▶ WHAT THIS TASK INVOLVES
When you transcribe the data below, reproduce every line exactly and leave each picture out.

▶ AVAILABLE DATA

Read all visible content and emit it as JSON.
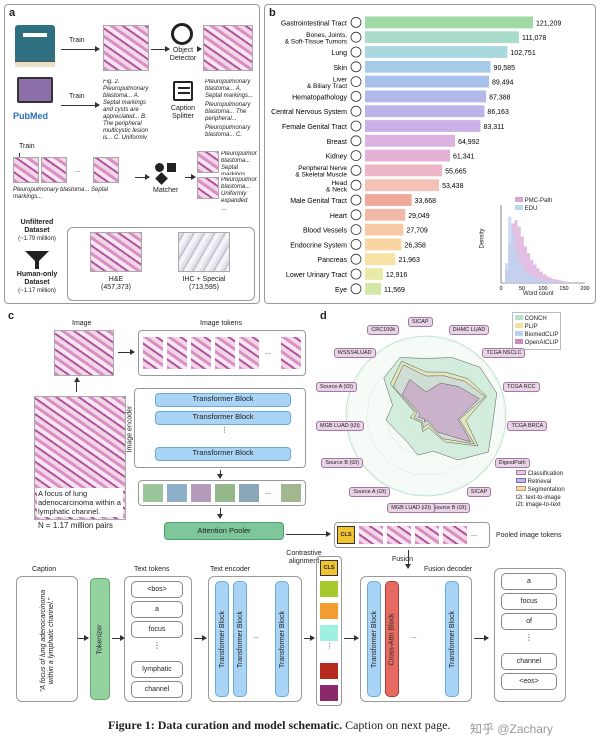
{
  "panel_a": {
    "label": "a",
    "train_label": "Train",
    "object_detector": "Object\nDetector",
    "caption_splitter": "Caption\nSplitter",
    "matcher": "Matcher",
    "pubmed_logo": "PubMed",
    "doc_text_1": "Fig. 2. Pleuropulmonary blastoma... A. Septal markings and cysts are appreciated... B. The peripheral multicystic lesion is... C. Uniformly expanded septa by...",
    "split_text_1": "Pleuropulmonary blastoma... A. Septal markings...",
    "split_text_2": "Pleuropulmonary blastoma... The peripheral...",
    "split_text_3": "Pleuropulmonary blastoma... C. Uniformly expanded septa by...",
    "matched_caption_1": "Pleuropulmonary blastoma... Septal markings...",
    "matched_caption_2": "Pleuropulmonary blastoma... The peripheral...",
    "matched_caption_3": "Pleuropulmonary blastoma... Uniformly expanded septa by...",
    "ellipsis": "...",
    "unfiltered": "Unfiltered\nDataset",
    "unfiltered_count": "(~1.79 million)",
    "human_only": "Human-only\nDataset",
    "human_only_count": "(~1.17 million)",
    "he_label": "H&E",
    "he_count": "(457,373)",
    "ihc_label": "IHC + Special",
    "ihc_count": "(713,595)"
  },
  "panel_b": {
    "label": "b",
    "inset_legend": [
      "PMC-Path",
      "EDU"
    ],
    "inset_xlabel": "Word count",
    "inset_ylabel": "Density",
    "inset_xticks": [
      "0",
      "50",
      "100",
      "150",
      "200"
    ]
  },
  "chart_data": {
    "type": "bar",
    "orientation": "horizontal",
    "categories": [
      "Gastrointestinal Tract",
      "Bones, Joints,\n& Soft-Tissue Tumors",
      "Lung",
      "Skin",
      "Liver\n& Biliary Tract",
      "Hematopathology",
      "Central Nervous System",
      "Female Genital Tract",
      "Breast",
      "Kidney",
      "Peripheral Nerve\n& Skeletal Muscle",
      "Head\n& Neck",
      "Male Genital Tract",
      "Heart",
      "Blood Vessels",
      "Endocrine System",
      "Pancreas",
      "Lower Urinary Tract",
      "Eye"
    ],
    "values": [
      121209,
      111078,
      102751,
      90585,
      89494,
      87388,
      86163,
      83311,
      64992,
      61341,
      55665,
      53438,
      33668,
      29049,
      27709,
      26358,
      21963,
      12916,
      11569
    ],
    "value_labels": [
      "121,209",
      "111,078",
      "102,751",
      "90,585",
      "89,494",
      "87,388",
      "86,163",
      "83,311",
      "64,992",
      "61,341",
      "55,665",
      "53,438",
      "33,668",
      "29,049",
      "27,709",
      "26,358",
      "21,963",
      "12,916",
      "11,569"
    ],
    "colors": [
      "#9fd9a6",
      "#a8dcc9",
      "#a9d7de",
      "#a6cbe8",
      "#a9c0ea",
      "#b2b8ea",
      "#bdb3ea",
      "#c9b0e6",
      "#dab1e0",
      "#e6b1d6",
      "#eeb7c8",
      "#f3c1b5",
      "#f0a89a",
      "#f4b8a7",
      "#f7c8a6",
      "#f8d5a3",
      "#f7e2a5",
      "#eaeaa8",
      "#d4e8a6"
    ],
    "inset_histogram": {
      "type": "histogram",
      "series": [
        {
          "name": "PMC-Path",
          "color": "#d8a8d8",
          "values": [
            0.2,
            0.6,
            0.9,
            0.95,
            0.85,
            0.7,
            0.55,
            0.45,
            0.35,
            0.28,
            0.22,
            0.17,
            0.13,
            0.1,
            0.08,
            0.06,
            0.05,
            0.04,
            0.03,
            0.02
          ]
        },
        {
          "name": "EDU",
          "color": "#b9d6f2",
          "values": [
            0.3,
            1.0,
            0.75,
            0.5,
            0.35,
            0.25,
            0.18,
            0.14,
            0.1,
            0.08,
            0.06,
            0.05,
            0.04,
            0.03,
            0.02,
            0.02,
            0.01,
            0.01,
            0.01,
            0.01
          ]
        }
      ],
      "xlim": [
        0,
        200
      ]
    }
  },
  "panel_c": {
    "label": "c",
    "image_title": "Image",
    "image_tokens_title": "Image tokens",
    "image_encoder": "Image encoder",
    "transformer_block": "Transformer Block",
    "vdots": "⋮",
    "hdots": "...",
    "caption_overlay": "A focus of lung adenocarcinoma within a lymphatic channel.",
    "pairs": "N = 1.17 million pairs",
    "attention_pooler": "Attention Pooler",
    "pooled_tokens": "Pooled image tokens",
    "cls": "CLS",
    "contrastive": "Contrastive\nalignment",
    "fusion": "Fusion",
    "caption_title": "Caption",
    "caption_text": "\"A focus of lung adenocarcinoma within a lymphatic channel.\"",
    "tokenizer": "Tokenizer",
    "text_tokens_title": "Text tokens",
    "text_tokens": [
      "<bos>",
      "a",
      "focus",
      "⋮",
      "lymphatic",
      "channel"
    ],
    "text_encoder_title": "Text encoder",
    "fusion_decoder_title": "Fusion decoder",
    "cross_attn": "Cross-Attn Block",
    "out_tokens": [
      "a",
      "focus",
      "of",
      "⋮",
      "channel",
      "<eos>"
    ]
  },
  "panel_d": {
    "label": "d",
    "legend": [
      {
        "name": "CONCH",
        "color": "#b7e2c7"
      },
      {
        "name": "PLIP",
        "color": "#f2e2a2"
      },
      {
        "name": "BiomedCLIP",
        "color": "#b9d4ec"
      },
      {
        "name": "OpenAICLIP",
        "color": "#c78ec3"
      }
    ],
    "task_legend": [
      "Classification",
      "Retrieval",
      "Segmentation"
    ],
    "task_colors": [
      "#e8c8e6",
      "#c9b5e3",
      "#f3d6b5"
    ],
    "notes": [
      "t2i: text-to-image",
      "i2t: image-to-text"
    ],
    "tasks": [
      "SICAP",
      "DHMC LUAD",
      "TCGA NSCLC",
      "TCGA RCC",
      "TCGA BRCA",
      "DigestPath",
      "SICAP",
      "Source B (i2t)",
      "MGB LUAD (i2t)",
      "Source A (i2t)",
      "Source B (t2i)",
      "MGB LUAD (t2i)",
      "Source A (t2i)",
      "WSSS4LUAD",
      "CRC100k"
    ],
    "conch_scores": [
      72,
      80,
      91,
      93,
      84,
      90,
      68,
      45,
      50,
      40,
      41,
      50,
      44,
      71,
      80
    ],
    "plip_scores": [
      55,
      60,
      70,
      80,
      50,
      75,
      40,
      15,
      20,
      10,
      12,
      20,
      15,
      60,
      75
    ],
    "biomed_scores": [
      50,
      55,
      65,
      78,
      42,
      70,
      35,
      10,
      15,
      8,
      10,
      15,
      12,
      55,
      70
    ],
    "openai_scores": [
      30,
      45,
      55,
      70,
      40,
      65,
      25,
      5,
      8,
      4,
      6,
      10,
      8,
      40,
      50
    ]
  },
  "caption": {
    "bold": "Figure 1: Data curation and model schematic.",
    "rest": "Caption on next page."
  },
  "watermark": "知乎 @Zachary"
}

▶ RESULT BELOW
Read all visible content and emit it as JSON.
{
  "panel_a": {
    "label": "a",
    "train_label": "Train",
    "object_detector": "Object\nDetector",
    "caption_splitter": "Caption\nSplitter",
    "matcher": "Matcher",
    "pubmed_logo": "PubMed",
    "doc_text_1": "Fig. 2. Pleuropulmonary blastoma... A. Septal markings and cysts are appreciated... B. The peripheral multicystic lesion is... C. Uniformly expanded septa by...",
    "split_text_1": "Pleuropulmonary blastoma... A. Septal markings...",
    "split_text_2": "Pleuropulmonary blastoma... The peripheral...",
    "split_text_3": "Pleuropulmonary blastoma... C. Uniformly expanded septa by...",
    "matched_caption_1": "Pleuropulmonary blastoma... Septal markings...",
    "matched_caption_2": "Pleuropulmonary blastoma... The peripheral...",
    "matched_caption_3": "Pleuropulmonary blastoma... Uniformly expanded septa by...",
    "ellipsis": "...",
    "unfiltered": "Unfiltered\nDataset",
    "unfiltered_count": "(~1.79 million)",
    "human_only": "Human-only\nDataset",
    "human_only_count": "(~1.17 million)",
    "he_label": "H&E",
    "he_count": "(457,373)",
    "ihc_label": "IHC + Special",
    "ihc_count": "(713,595)"
  },
  "panel_b": {
    "label": "b",
    "inset_legend": [
      "PMC-Path",
      "EDU"
    ],
    "inset_xlabel": "Word count",
    "inset_ylabel": "Density",
    "inset_xticks": [
      "0",
      "50",
      "100",
      "150",
      "200"
    ]
  },
  "chart_data": {
    "type": "bar",
    "orientation": "horizontal",
    "categories": [
      "Gastrointestinal Tract",
      "Bones, Joints,\n& Soft-Tissue Tumors",
      "Lung",
      "Skin",
      "Liver\n& Biliary Tract",
      "Hematopathology",
      "Central Nervous System",
      "Female Genital Tract",
      "Breast",
      "Kidney",
      "Peripheral Nerve\n& Skeletal Muscle",
      "Head\n& Neck",
      "Male Genital Tract",
      "Heart",
      "Blood Vessels",
      "Endocrine System",
      "Pancreas",
      "Lower Urinary Tract",
      "Eye"
    ],
    "values": [
      121209,
      111078,
      102751,
      90585,
      89494,
      87388,
      86163,
      83311,
      64992,
      61341,
      55665,
      53438,
      33668,
      29049,
      27709,
      26358,
      21963,
      12916,
      11569
    ],
    "value_labels": [
      "121,209",
      "111,078",
      "102,751",
      "90,585",
      "89,494",
      "87,388",
      "86,163",
      "83,311",
      "64,992",
      "61,341",
      "55,665",
      "53,438",
      "33,668",
      "29,049",
      "27,709",
      "26,358",
      "21,963",
      "12,916",
      "11,569"
    ],
    "colors": [
      "#9fd9a6",
      "#a8dcc9",
      "#a9d7de",
      "#a6cbe8",
      "#a9c0ea",
      "#b2b8ea",
      "#bdb3ea",
      "#c9b0e6",
      "#dab1e0",
      "#e6b1d6",
      "#eeb7c8",
      "#f3c1b5",
      "#f0a89a",
      "#f4b8a7",
      "#f7c8a6",
      "#f8d5a3",
      "#f7e2a5",
      "#eaeaa8",
      "#d4e8a6"
    ],
    "inset_histogram": {
      "type": "histogram",
      "series": [
        {
          "name": "PMC-Path",
          "color": "#d8a8d8",
          "values": [
            0.2,
            0.6,
            0.9,
            0.95,
            0.85,
            0.7,
            0.55,
            0.45,
            0.35,
            0.28,
            0.22,
            0.17,
            0.13,
            0.1,
            0.08,
            0.06,
            0.05,
            0.04,
            0.03,
            0.02
          ]
        },
        {
          "name": "EDU",
          "color": "#b9d6f2",
          "values": [
            0.3,
            1.0,
            0.75,
            0.5,
            0.35,
            0.25,
            0.18,
            0.14,
            0.1,
            0.08,
            0.06,
            0.05,
            0.04,
            0.03,
            0.02,
            0.02,
            0.01,
            0.01,
            0.01,
            0.01
          ]
        }
      ],
      "xlim": [
        0,
        200
      ]
    }
  },
  "panel_c": {
    "label": "c",
    "image_title": "Image",
    "image_tokens_title": "Image tokens",
    "image_encoder": "Image encoder",
    "transformer_block": "Transformer Block",
    "vdots": "⋮",
    "hdots": "...",
    "caption_overlay": "A focus of lung adenocarcinoma within a lymphatic channel.",
    "pairs": "N = 1.17 million pairs",
    "attention_pooler": "Attention Pooler",
    "pooled_tokens": "Pooled image tokens",
    "cls": "CLS",
    "contrastive": "Contrastive\nalignment",
    "fusion": "Fusion",
    "caption_title": "Caption",
    "caption_text": "\"A focus of lung adenocarcinoma within a lymphatic channel.\"",
    "tokenizer": "Tokenizer",
    "text_tokens_title": "Text tokens",
    "text_tokens": [
      "<bos>",
      "a",
      "focus",
      "⋮",
      "lymphatic",
      "channel"
    ],
    "text_encoder_title": "Text encoder",
    "fusion_decoder_title": "Fusion decoder",
    "cross_attn": "Cross-Attn Block",
    "out_tokens": [
      "a",
      "focus",
      "of",
      "⋮",
      "channel",
      "<eos>"
    ]
  },
  "panel_d": {
    "label": "d",
    "legend": [
      {
        "name": "CONCH",
        "color": "#b7e2c7"
      },
      {
        "name": "PLIP",
        "color": "#f2e2a2"
      },
      {
        "name": "BiomedCLIP",
        "color": "#b9d4ec"
      },
      {
        "name": "OpenAICLIP",
        "color": "#c78ec3"
      }
    ],
    "task_legend": [
      "Classification",
      "Retrieval",
      "Segmentation"
    ],
    "task_colors": [
      "#e8c8e6",
      "#c9b5e3",
      "#f3d6b5"
    ],
    "notes": [
      "t2i: text-to-image",
      "i2t: image-to-text"
    ],
    "tasks": [
      "SICAP",
      "DHMC LUAD",
      "TCGA NSCLC",
      "TCGA RCC",
      "TCGA BRCA",
      "DigestPath",
      "SICAP",
      "Source B (i2t)",
      "MGB LUAD (i2t)",
      "Source A (i2t)",
      "Source B (t2i)",
      "MGB LUAD (t2i)",
      "Source A (t2i)",
      "WSSS4LUAD",
      "CRC100k"
    ],
    "conch_scores": [
      72,
      80,
      91,
      93,
      84,
      90,
      68,
      45,
      50,
      40,
      41,
      50,
      44,
      71,
      80
    ],
    "plip_scores": [
      55,
      60,
      70,
      80,
      50,
      75,
      40,
      15,
      20,
      10,
      12,
      20,
      15,
      60,
      75
    ],
    "biomed_scores": [
      50,
      55,
      65,
      78,
      42,
      70,
      35,
      10,
      15,
      8,
      10,
      15,
      12,
      55,
      70
    ],
    "openai_scores": [
      30,
      45,
      55,
      70,
      40,
      65,
      25,
      5,
      8,
      4,
      6,
      10,
      8,
      40,
      50
    ]
  },
  "caption": {
    "bold": "Figure 1: Data curation and model schematic.",
    "rest": "Caption on next page."
  },
  "watermark": "知乎 @Zachary"
}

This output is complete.